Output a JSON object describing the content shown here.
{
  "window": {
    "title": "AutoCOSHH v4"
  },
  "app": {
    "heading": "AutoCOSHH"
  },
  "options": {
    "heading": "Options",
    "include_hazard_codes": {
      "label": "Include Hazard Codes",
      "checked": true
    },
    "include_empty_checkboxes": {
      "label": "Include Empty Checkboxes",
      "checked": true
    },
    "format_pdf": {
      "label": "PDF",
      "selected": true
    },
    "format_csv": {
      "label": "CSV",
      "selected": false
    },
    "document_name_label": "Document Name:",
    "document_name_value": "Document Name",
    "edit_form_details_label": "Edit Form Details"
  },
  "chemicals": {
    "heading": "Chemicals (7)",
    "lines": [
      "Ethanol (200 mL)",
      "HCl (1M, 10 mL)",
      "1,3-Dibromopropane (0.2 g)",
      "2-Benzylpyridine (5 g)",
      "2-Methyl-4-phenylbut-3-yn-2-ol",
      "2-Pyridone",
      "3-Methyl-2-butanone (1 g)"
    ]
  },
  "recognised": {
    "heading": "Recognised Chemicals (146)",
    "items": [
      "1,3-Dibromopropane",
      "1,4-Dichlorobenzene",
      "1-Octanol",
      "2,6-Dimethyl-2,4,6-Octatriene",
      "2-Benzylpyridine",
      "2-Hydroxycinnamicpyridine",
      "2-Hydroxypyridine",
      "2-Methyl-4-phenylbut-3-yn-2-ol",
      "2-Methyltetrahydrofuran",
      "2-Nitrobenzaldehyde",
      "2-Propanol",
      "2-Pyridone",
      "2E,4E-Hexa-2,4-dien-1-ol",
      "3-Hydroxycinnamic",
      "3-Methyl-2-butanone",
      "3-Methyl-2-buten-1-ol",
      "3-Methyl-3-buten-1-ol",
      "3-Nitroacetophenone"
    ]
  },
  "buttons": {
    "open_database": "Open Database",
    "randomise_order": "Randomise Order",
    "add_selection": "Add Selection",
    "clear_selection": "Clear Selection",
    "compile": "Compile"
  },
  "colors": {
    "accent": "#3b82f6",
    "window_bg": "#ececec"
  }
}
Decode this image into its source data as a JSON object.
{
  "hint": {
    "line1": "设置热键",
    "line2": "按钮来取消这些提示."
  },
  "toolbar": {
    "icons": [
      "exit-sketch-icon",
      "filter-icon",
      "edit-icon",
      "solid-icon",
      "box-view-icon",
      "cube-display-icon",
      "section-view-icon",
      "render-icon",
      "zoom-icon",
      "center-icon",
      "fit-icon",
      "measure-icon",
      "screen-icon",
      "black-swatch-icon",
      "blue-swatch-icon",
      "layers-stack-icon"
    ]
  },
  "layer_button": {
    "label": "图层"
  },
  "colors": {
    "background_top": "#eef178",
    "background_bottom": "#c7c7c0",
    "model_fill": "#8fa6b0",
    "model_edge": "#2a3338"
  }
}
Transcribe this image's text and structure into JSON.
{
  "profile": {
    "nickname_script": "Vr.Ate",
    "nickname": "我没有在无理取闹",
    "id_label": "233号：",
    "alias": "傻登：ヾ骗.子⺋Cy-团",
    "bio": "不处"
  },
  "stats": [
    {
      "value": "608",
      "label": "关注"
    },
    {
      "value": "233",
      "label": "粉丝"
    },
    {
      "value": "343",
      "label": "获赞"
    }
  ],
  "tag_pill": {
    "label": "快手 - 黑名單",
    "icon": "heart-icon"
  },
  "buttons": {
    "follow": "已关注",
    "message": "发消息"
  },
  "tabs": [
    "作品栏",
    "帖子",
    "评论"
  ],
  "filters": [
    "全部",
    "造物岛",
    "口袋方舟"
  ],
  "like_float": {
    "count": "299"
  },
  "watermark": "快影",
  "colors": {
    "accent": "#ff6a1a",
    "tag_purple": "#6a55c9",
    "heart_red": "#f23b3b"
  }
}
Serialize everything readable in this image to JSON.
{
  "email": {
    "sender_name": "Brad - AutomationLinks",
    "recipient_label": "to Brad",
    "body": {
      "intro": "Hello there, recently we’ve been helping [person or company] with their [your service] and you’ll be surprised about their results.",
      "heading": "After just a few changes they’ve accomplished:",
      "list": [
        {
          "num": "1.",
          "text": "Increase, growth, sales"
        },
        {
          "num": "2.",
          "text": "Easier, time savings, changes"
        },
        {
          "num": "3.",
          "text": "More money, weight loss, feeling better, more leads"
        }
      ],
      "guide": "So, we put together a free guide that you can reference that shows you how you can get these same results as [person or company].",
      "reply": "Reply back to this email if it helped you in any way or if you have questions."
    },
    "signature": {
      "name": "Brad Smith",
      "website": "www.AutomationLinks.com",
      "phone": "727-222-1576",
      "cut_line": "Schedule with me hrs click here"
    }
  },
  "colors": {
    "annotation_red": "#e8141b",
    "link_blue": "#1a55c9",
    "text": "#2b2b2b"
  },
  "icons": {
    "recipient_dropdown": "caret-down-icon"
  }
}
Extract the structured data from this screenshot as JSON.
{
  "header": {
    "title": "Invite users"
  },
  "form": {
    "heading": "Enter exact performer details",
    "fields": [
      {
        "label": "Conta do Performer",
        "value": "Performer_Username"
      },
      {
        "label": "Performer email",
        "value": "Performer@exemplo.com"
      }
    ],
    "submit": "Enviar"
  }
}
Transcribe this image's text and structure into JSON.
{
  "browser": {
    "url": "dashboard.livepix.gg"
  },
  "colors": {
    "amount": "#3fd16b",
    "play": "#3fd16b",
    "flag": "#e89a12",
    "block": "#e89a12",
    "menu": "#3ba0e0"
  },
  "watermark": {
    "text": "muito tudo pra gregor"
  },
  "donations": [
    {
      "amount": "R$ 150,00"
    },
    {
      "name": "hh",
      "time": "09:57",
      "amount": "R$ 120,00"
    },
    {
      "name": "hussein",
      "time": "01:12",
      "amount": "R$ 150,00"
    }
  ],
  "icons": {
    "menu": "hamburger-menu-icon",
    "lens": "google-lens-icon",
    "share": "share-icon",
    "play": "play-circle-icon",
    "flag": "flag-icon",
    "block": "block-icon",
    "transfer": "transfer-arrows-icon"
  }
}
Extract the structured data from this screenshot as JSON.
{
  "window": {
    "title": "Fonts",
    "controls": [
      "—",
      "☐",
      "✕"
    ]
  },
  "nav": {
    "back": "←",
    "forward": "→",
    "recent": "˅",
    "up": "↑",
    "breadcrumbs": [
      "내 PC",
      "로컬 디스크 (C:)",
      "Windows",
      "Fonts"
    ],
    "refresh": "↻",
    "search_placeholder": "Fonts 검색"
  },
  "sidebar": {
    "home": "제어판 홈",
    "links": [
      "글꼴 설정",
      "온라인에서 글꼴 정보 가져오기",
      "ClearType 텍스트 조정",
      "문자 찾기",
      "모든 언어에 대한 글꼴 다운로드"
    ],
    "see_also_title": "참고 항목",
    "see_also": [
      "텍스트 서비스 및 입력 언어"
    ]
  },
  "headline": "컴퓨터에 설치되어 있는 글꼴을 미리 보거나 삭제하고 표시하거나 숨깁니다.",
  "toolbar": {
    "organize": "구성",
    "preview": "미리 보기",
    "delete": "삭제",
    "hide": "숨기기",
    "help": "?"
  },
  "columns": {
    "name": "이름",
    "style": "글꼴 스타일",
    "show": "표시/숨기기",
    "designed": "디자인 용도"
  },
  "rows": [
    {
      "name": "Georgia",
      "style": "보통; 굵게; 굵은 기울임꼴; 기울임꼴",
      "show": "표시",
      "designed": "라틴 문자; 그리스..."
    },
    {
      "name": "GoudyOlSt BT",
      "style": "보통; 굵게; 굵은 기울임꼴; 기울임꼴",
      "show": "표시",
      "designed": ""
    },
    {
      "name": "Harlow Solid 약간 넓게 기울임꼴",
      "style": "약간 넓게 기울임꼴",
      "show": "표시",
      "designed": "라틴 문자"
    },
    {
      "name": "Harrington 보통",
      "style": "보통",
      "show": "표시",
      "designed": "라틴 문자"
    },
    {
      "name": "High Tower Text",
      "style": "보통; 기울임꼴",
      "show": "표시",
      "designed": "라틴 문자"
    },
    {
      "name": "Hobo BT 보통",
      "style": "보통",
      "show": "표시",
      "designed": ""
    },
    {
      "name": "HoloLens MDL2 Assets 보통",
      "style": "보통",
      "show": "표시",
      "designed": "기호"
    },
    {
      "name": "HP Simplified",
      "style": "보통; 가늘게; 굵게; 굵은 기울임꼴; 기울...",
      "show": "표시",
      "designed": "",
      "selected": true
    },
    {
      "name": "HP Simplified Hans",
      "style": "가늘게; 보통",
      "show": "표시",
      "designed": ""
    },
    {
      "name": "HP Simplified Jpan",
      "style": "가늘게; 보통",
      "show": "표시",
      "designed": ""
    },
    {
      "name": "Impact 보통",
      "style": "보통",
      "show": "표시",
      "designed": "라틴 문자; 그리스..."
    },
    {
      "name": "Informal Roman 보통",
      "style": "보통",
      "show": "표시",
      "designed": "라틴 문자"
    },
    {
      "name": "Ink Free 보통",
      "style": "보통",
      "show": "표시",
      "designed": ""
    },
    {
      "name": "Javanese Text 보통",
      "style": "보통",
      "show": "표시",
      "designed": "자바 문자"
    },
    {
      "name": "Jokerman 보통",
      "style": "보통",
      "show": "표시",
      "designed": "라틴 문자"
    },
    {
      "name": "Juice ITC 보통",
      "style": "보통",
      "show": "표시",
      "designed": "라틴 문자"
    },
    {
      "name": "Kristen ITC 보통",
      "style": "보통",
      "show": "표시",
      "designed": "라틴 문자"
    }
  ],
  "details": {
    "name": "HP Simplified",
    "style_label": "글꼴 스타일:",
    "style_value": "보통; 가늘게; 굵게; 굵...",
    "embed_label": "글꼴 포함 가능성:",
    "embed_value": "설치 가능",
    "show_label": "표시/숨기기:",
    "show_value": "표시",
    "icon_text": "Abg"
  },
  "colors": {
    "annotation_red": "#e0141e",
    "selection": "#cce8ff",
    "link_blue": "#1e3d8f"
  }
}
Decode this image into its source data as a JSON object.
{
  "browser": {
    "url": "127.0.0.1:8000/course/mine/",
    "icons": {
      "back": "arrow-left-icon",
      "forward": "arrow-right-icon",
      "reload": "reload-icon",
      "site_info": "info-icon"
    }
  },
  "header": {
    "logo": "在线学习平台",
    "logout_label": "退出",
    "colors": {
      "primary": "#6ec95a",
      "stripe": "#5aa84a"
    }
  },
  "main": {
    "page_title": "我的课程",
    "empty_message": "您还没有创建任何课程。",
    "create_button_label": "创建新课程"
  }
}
══════
Check each line of the listing above for the string "company", then report only how many lines have it.

2